Short exercise =>
Write the material out again, line by line, exactly as it is.
─── Provided data ───
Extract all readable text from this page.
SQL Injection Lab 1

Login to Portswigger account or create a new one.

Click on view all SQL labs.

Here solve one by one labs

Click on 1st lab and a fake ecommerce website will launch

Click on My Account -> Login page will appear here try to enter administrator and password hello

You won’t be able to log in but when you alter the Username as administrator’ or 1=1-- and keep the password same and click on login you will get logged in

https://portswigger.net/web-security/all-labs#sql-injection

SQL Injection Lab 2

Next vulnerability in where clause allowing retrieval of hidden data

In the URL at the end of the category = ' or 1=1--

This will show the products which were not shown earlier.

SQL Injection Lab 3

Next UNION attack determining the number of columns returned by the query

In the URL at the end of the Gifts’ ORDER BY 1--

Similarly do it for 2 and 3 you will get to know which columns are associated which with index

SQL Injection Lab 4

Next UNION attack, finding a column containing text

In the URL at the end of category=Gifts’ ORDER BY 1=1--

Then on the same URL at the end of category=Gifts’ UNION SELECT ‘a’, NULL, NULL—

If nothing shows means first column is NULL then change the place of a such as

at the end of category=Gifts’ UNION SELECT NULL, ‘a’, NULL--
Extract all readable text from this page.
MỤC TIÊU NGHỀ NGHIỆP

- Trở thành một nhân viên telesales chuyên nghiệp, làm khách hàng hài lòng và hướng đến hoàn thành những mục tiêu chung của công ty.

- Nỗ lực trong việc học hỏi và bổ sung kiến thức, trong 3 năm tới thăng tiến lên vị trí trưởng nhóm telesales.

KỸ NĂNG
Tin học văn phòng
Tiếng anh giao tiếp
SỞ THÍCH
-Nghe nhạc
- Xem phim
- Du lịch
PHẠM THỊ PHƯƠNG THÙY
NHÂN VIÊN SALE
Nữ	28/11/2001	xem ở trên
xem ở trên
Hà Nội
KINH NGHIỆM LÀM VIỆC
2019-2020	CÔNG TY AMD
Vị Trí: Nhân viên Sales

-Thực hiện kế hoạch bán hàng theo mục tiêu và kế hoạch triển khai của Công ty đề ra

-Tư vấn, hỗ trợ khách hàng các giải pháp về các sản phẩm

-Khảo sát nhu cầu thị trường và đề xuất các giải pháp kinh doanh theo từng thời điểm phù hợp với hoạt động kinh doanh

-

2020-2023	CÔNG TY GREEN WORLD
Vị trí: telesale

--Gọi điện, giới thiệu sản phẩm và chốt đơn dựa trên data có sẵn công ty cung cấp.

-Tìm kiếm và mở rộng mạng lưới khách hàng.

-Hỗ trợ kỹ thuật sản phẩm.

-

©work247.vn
───
Result of this exercise =>
Extract all readable text from this page.
SQL Injection Lab 1

Login to Portswigger account or create a new one.

Click on view all SQL labs.

Here solve one by one labs

Click on 1st lab and a fake ecommerce website will launch

Click on My Account -> Login page will appear here try to enter administrator and password hello

You won’t be able to log in but when you alter the Username as administrator’ or 1=1-- and keep the password same and click on login you will get logged in

https://portswigger.net/web-security/all-labs#sql-injection

SQL Injection Lab 2

Next vulnerability in where clause allowing retrieval of hidden data

In the URL at the end of the category = ' or 1=1--

This will show the products which were not shown earlier.

SQL Injection Lab 3

Next UNION attack determining the number of columns returned by the query

In the URL at the end of the Gifts’ ORDER BY 1--

Similarly do it for 2 and 3 you will get to know which columns are associated which with index

SQL Injection Lab 4

Next UNION attack, finding a column containing text

In the URL at the end of category=Gifts’ ORDER BY 1=1--

Then on the same URL at the end of category=Gifts’ UNION SELECT ‘a’, NULL, NULL—

If nothing shows means first column is NULL then change the place of a such as

at the end of category=Gifts’ UNION SELECT NULL, ‘a’, NULL--
Extract all readable text from this page.
MỤC TIÊU NGHỀ NGHIỆP

- Trở thành một nhân viên telesales chuyên nghiệp, làm khách hàng hài lòng và hướng đến hoàn thành những mục tiêu chung của công ty.

- Nỗ lực trong việc học hỏi và bổ sung kiến thức, trong 3 năm tới thăng tiến lên vị trí trưởng nhóm telesales.

KỸ NĂNG
Tin học văn phòng
Tiếng anh giao tiếp
SỞ THÍCH
-Nghe nhạc
- Xem phim
- Du lịch
PHẠM THỊ PHƯƠNG THÙY
NHÂN VIÊN SALE
Nữ	28/11/2001	xem ở trên
xem ở trên
Hà Nội
KINH NGHIỆM LÀM VIỆC
2019-2020	CÔNG TY AMD
Vị Trí: Nhân viên Sales

-Thực hiện kế hoạch bán hàng theo mục tiêu và kế hoạch triển khai của Công ty đề ra

-Tư vấn, hỗ trợ khách hàng các giải pháp về các sản phẩm

-Khảo sát nhu cầu thị trường và đề xuất các giải pháp kinh doanh theo từng thời điểm phù hợp với hoạt động kinh doanh

-

2020-2023	CÔNG TY GREEN WORLD
Vị trí: telesale

--Gọi điện, giới thiệu sản phẩm và chốt đơn dựa trên data có sẵn công ty cung cấp.

-Tìm kiếm và mở rộng mạng lưới khách hàng.

-Hỗ trợ kỹ thuật sản phẩm.

-

©work247.vn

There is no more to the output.